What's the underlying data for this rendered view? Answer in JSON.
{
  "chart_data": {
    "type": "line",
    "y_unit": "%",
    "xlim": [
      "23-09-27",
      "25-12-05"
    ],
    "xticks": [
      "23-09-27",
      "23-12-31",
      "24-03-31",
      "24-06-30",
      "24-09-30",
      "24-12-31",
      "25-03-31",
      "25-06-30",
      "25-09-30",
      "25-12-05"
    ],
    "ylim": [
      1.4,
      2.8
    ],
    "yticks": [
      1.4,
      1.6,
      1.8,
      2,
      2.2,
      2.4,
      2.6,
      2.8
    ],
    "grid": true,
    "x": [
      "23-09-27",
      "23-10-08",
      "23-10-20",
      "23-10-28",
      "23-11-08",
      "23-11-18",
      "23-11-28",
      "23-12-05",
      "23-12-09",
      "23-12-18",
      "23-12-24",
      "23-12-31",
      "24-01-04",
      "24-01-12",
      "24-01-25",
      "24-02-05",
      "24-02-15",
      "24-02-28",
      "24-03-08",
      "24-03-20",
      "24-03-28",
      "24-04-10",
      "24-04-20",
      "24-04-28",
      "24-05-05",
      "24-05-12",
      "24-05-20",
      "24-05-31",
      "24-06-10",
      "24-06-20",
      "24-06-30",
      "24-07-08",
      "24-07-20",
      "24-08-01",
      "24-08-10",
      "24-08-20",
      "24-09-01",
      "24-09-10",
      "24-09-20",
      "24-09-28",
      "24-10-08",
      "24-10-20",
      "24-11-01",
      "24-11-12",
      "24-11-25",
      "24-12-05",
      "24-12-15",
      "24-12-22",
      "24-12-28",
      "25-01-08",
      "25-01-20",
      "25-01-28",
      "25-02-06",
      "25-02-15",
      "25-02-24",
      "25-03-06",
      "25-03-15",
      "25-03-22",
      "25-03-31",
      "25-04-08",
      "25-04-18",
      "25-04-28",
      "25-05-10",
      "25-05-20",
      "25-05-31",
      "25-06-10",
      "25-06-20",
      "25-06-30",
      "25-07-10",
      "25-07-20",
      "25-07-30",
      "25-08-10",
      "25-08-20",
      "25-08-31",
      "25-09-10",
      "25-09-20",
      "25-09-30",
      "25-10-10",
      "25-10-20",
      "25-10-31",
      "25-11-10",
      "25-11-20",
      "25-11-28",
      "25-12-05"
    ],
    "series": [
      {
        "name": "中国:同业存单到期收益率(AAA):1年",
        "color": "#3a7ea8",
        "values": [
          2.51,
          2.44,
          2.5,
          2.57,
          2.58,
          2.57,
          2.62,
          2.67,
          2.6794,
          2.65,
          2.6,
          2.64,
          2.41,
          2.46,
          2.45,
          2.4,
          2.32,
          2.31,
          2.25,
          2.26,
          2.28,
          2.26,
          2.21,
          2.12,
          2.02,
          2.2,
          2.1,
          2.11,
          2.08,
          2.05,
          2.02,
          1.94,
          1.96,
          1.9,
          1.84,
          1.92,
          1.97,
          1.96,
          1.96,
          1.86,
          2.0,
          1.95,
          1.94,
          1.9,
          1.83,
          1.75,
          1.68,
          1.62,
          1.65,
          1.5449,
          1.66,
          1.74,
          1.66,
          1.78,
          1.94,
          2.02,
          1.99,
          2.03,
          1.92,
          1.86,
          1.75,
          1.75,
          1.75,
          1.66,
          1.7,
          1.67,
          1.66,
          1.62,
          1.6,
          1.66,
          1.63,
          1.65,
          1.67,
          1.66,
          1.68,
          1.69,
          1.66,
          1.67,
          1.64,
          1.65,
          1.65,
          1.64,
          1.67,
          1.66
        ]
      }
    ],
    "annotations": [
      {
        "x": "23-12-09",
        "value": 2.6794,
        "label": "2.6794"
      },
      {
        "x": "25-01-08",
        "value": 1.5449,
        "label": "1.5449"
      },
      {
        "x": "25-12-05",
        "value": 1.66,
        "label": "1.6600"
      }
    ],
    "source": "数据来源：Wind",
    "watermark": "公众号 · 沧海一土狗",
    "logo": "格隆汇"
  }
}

.....

◆ Stated problem ◆
All of the lines above must be returned exactly.

◆ Task result ◆
What's the underlying data for this rendered view? Answer in JSON.
{
  "chart_data": {
    "type": "line",
    "y_unit": "%",
    "xlim": [
      "23-09-27",
      "25-12-05"
    ],
    "xticks": [
      "23-09-27",
      "23-12-31",
      "24-03-31",
      "24-06-30",
      "24-09-30",
      "24-12-31",
      "25-03-31",
      "25-06-30",
      "25-09-30",
      "25-12-05"
    ],
    "ylim": [
      1.4,
      2.8
    ],
    "yticks": [
      1.4,
      1.6,
      1.8,
      2,
      2.2,
      2.4,
      2.6,
      2.8
    ],
    "grid": true,
    "x": [
      "23-09-27",
      "23-10-08",
      "23-10-20",
      "23-10-28",
      "23-11-08",
      "23-11-18",
      "23-11-28",
      "23-12-05",
      "23-12-09",
      "23-12-18",
      "23-12-24",
      "23-12-31",
      "24-01-04",
      "24-01-12",
      "24-01-25",
      "24-02-05",
      "24-02-15",
      "24-02-28",
      "24-03-08",
      "24-03-20",
      "24-03-28",
      "24-04-10",
      "24-04-20",
      "24-04-28",
      "24-05-05",
      "24-05-12",
      "24-05-20",
      "24-05-31",
      "24-06-10",
      "24-06-20",
      "24-06-30",
      "24-07-08",
      "24-07-20",
      "24-08-01",
      "24-08-10",
      "24-08-20",
      "24-09-01",
      "24-09-10",
      "24-09-20",
      "24-09-28",
      "24-10-08",
      "24-10-20",
      "24-11-01",
      "24-11-12",
      "24-11-25",
      "24-12-05",
      "24-12-15",
      "24-12-22",
      "24-12-28",
      "25-01-08",
      "25-01-20",
      "25-01-28",
      "25-02-06",
      "25-02-15",
      "25-02-24",
      "25-03-06",
      "25-03-15",
      "25-03-22",
      "25-03-31",
      "25-04-08",
      "25-04-18",
      "25-04-28",
      "25-05-10",
      "25-05-20",
      "25-05-31",
      "25-06-10",
      "25-06-20",
      "25-06-30",
      "25-07-10",
      "25-07-20",
      "25-07-30",
      "25-08-10",
      "25-08-20",
      "25-08-31",
      "25-09-10",
      "25-09-20",
      "25-09-30",
      "25-10-10",
      "25-10-20",
      "25-10-31",
      "25-11-10",
      "25-11-20",
      "25-11-28",
      "25-12-05"
    ],
    "series": [
      {
        "name": "中国:同业存单到期收益率(AAA):1年",
        "color": "#3a7ea8",
        "values": [
          2.51,
          2.44,
          2.5,
          2.57,
          2.58,
          2.57,
          2.62,
          2.67,
          2.6794,
          2.65,
          2.6,
          2.64,
          2.41,
          2.46,
          2.45,
          2.4,
          2.32,
          2.31,
          2.25,
          2.26,
          2.28,
          2.26,
          2.21,
          2.12,
          2.02,
          2.2,
          2.1,
          2.11,
          2.08,
          2.05,
          2.02,
          1.94,
          1.96,
          1.9,
          1.84,
          1.92,
          1.97,
          1.96,
          1.96,
          1.86,
          2.0,
          1.95,
          1.94,
          1.9,
          1.83,
          1.75,
          1.68,
          1.62,
          1.65,
          1.5449,
          1.66,
          1.74,
          1.66,
          1.78,
          1.94,
          2.02,
          1.99,
          2.03,
          1.92,
          1.86,
          1.75,
          1.75,
          1.75,
          1.66,
          1.7,
          1.67,
          1.66,
          1.62,
          1.6,
          1.66,
          1.63,
          1.65,
          1.67,
          1.66,
          1.68,
          1.69,
          1.66,
          1.67,
          1.64,
          1.65,
          1.65,
          1.64,
          1.67,
          1.66
        ]
      }
    ],
    "annotations": [
      {
        "x": "23-12-09",
        "value": 2.6794,
        "label": "2.6794"
      },
      {
        "x": "25-01-08",
        "value": 1.5449,
        "label": "1.5449"
      },
      {
        "x": "25-12-05",
        "value": 1.66,
        "label": "1.6600"
      }
    ],
    "source": "数据来源：Wind",
    "watermark": "公众号 · 沧海一土狗",
    "logo": "格隆汇"
  }
}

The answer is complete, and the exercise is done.